- _Requirement_
Report the count of lines where the string "DAİRE" appears, and nothing else.

- _Data shown_
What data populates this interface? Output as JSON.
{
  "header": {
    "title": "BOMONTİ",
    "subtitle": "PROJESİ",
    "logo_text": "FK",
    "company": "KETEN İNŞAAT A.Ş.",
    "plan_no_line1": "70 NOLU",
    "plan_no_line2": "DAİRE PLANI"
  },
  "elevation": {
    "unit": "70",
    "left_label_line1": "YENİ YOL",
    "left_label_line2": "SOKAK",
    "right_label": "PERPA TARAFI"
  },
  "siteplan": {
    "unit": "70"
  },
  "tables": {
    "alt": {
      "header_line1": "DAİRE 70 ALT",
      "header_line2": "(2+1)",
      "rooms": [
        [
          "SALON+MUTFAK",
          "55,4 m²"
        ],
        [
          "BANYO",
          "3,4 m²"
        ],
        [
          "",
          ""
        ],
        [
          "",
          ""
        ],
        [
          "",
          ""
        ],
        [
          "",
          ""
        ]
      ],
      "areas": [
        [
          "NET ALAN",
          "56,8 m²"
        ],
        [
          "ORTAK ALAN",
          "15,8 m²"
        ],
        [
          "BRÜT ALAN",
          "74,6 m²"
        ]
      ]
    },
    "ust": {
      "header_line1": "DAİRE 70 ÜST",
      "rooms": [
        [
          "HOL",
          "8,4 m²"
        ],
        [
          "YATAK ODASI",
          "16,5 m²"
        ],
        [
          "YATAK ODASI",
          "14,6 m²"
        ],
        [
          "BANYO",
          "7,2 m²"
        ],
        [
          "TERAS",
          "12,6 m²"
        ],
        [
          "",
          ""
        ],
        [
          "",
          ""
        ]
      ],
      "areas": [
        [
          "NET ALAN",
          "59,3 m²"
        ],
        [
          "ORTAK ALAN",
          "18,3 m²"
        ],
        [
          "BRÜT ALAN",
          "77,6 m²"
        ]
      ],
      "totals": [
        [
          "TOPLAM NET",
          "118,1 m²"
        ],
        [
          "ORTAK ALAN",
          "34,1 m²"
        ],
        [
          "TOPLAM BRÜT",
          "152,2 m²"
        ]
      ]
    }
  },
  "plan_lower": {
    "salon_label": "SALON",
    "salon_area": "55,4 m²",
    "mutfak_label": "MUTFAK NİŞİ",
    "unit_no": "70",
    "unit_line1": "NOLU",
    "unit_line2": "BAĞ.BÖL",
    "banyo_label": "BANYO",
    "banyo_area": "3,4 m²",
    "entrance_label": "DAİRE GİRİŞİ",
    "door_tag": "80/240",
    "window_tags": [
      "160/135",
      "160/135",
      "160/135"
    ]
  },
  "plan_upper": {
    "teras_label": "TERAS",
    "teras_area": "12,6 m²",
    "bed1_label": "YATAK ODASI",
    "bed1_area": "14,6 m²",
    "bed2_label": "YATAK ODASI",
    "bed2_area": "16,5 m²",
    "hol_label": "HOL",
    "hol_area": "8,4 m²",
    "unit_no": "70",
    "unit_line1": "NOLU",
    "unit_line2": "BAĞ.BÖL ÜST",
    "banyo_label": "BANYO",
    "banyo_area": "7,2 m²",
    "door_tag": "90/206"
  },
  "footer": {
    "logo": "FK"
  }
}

- _Answer_
4